▸ **Work to complete**
Print exactly, and only, the lines running from the line containing "What data populates" through the end of the records below.

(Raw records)
************

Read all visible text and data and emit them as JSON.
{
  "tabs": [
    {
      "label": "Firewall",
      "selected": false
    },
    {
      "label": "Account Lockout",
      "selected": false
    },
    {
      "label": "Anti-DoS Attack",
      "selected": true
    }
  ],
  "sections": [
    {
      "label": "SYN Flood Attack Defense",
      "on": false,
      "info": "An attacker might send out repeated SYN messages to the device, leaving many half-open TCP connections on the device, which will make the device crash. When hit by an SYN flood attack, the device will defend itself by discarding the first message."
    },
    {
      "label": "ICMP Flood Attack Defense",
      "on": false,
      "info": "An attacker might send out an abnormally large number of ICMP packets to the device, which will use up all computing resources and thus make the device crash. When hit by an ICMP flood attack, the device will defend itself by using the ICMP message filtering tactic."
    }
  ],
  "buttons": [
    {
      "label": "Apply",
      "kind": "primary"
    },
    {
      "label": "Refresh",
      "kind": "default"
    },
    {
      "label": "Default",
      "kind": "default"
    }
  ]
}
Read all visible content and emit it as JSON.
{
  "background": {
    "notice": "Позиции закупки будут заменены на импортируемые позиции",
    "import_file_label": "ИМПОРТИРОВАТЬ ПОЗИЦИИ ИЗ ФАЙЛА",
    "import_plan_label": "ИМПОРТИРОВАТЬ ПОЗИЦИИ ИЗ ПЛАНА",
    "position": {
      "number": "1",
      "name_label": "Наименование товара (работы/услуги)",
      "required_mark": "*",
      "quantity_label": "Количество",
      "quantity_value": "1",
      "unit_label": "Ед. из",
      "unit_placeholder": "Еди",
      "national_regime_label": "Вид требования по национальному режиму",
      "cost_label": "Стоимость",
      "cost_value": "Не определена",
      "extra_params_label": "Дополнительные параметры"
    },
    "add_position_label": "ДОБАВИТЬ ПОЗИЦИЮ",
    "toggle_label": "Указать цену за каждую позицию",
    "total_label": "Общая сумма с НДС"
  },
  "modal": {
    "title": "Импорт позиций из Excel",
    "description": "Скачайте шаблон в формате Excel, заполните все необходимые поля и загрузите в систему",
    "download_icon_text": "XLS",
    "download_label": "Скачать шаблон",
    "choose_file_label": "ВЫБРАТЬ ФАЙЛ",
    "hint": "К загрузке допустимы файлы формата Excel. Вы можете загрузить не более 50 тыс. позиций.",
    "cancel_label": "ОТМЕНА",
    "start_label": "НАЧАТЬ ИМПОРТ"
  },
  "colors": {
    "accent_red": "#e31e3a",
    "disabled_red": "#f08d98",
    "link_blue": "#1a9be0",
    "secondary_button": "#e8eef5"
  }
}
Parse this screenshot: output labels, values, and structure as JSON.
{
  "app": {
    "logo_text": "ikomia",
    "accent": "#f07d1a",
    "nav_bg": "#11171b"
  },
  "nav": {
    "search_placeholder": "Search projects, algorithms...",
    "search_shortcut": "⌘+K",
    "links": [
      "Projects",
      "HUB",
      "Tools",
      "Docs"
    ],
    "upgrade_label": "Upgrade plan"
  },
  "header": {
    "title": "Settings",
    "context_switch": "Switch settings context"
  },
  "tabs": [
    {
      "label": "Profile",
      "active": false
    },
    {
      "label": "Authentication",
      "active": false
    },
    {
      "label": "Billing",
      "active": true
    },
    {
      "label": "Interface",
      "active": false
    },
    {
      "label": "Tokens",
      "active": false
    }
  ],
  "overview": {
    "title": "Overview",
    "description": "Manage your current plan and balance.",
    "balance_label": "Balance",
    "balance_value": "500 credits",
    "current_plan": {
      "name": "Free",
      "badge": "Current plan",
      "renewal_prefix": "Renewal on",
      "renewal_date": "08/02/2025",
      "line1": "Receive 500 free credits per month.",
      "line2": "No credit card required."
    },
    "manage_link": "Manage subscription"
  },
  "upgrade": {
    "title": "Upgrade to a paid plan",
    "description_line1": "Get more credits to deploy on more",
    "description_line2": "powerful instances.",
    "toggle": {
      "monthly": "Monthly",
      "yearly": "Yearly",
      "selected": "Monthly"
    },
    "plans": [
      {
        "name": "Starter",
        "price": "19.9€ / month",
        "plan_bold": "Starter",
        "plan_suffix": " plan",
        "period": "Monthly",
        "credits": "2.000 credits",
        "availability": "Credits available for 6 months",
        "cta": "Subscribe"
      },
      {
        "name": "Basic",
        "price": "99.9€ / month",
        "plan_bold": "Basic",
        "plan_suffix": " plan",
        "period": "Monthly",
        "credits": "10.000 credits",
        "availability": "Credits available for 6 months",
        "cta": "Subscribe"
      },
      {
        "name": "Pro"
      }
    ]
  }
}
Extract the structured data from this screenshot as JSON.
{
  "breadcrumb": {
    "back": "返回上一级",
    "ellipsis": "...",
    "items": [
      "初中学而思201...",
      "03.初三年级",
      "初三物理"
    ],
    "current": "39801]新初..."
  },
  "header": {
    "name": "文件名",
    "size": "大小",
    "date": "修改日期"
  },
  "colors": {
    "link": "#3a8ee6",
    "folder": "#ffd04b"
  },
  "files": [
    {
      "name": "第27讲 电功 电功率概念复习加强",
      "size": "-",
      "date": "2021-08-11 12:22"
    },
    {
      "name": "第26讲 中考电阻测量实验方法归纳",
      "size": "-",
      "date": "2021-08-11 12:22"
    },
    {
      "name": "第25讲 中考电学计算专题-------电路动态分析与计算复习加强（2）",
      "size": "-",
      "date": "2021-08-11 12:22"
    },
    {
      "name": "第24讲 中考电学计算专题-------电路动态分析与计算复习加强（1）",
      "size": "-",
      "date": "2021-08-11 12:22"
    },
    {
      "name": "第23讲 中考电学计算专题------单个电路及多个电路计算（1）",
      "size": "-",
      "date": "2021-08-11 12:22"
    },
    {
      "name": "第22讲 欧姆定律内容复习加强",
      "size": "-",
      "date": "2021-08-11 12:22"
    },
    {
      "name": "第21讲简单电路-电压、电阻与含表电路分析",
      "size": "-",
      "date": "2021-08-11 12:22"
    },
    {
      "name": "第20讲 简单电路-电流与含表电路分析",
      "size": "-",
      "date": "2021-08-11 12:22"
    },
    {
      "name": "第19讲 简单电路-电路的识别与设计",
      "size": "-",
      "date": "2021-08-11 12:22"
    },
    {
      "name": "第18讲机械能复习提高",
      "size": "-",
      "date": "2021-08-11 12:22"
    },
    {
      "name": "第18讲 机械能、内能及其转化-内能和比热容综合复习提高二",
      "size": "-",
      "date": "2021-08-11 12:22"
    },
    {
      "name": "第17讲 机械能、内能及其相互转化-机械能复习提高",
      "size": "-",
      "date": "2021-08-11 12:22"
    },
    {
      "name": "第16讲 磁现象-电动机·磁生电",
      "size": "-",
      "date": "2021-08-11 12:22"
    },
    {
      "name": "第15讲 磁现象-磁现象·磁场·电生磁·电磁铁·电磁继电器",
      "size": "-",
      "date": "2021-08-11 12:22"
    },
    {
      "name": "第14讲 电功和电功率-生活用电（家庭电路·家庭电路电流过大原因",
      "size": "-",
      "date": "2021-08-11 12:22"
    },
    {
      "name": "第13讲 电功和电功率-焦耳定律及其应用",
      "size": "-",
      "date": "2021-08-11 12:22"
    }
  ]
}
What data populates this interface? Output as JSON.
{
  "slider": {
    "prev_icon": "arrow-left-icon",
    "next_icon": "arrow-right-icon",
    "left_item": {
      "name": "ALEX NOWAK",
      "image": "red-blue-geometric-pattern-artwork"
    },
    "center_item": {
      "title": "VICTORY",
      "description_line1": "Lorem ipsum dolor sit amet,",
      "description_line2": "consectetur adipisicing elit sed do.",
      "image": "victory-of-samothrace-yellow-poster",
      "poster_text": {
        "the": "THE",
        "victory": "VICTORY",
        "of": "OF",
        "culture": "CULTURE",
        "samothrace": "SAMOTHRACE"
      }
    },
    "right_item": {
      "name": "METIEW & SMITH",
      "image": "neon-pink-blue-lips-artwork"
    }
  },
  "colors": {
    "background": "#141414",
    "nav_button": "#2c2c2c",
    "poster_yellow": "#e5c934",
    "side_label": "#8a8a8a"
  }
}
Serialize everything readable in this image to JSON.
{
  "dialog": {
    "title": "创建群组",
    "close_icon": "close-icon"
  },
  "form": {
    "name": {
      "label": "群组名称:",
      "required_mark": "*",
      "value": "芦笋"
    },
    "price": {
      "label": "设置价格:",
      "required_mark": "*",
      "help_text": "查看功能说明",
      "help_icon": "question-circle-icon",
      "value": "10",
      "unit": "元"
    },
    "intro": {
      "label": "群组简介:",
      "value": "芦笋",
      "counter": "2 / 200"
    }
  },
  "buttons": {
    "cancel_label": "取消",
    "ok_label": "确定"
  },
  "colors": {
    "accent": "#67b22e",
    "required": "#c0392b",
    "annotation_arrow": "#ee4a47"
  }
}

************

▸ **Response to the task**
What data populates this interface? Output as JSON.
{
  "slider": {
    "prev_icon": "arrow-left-icon",
    "next_icon": "arrow-right-icon",
    "left_item": {
      "name": "ALEX NOWAK",
      "image": "red-blue-geometric-pattern-artwork"
    },
    "center_item": {
      "title": "VICTORY",
      "description_line1": "Lorem ipsum dolor sit amet,",
      "description_line2": "consectetur adipisicing elit sed do.",
      "image": "victory-of-samothrace-yellow-poster",
      "poster_text": {
        "the": "THE",
        "victory": "VICTORY",
        "of": "OF",
        "culture": "CULTURE",
        "samothrace": "SAMOTHRACE"
      }
    },
    "right_item": {
      "name": "METIEW & SMITH",
      "image": "neon-pink-blue-lips-artwork"
    }
  },
  "colors": {
    "background": "#141414",
    "nav_button": "#2c2c2c",
    "poster_yellow": "#e5c934",
    "side_label": "#8a8a8a"
  }
}
Serialize everything readable in this image to JSON.
{
  "dialog": {
    "title": "创建群组",
    "close_icon": "close-icon"
  },
  "form": {
    "name": {
      "label": "群组名称:",
      "required_mark": "*",
      "value": "芦笋"
    },
    "price": {
      "label": "设置价格:",
      "required_mark": "*",
      "help_text": "查看功能说明",
      "help_icon": "question-circle-icon",
      "value": "10",
      "unit": "元"
    },
    "intro": {
      "label": "群组简介:",
      "value": "芦笋",
      "counter": "2 / 200"
    }
  },
  "buttons": {
    "cancel_label": "取消",
    "ok_label": "确定"
  },
  "colors": {
    "accent": "#67b22e",
    "required": "#c0392b",
    "annotation_arrow": "#ee4a47"
  }
}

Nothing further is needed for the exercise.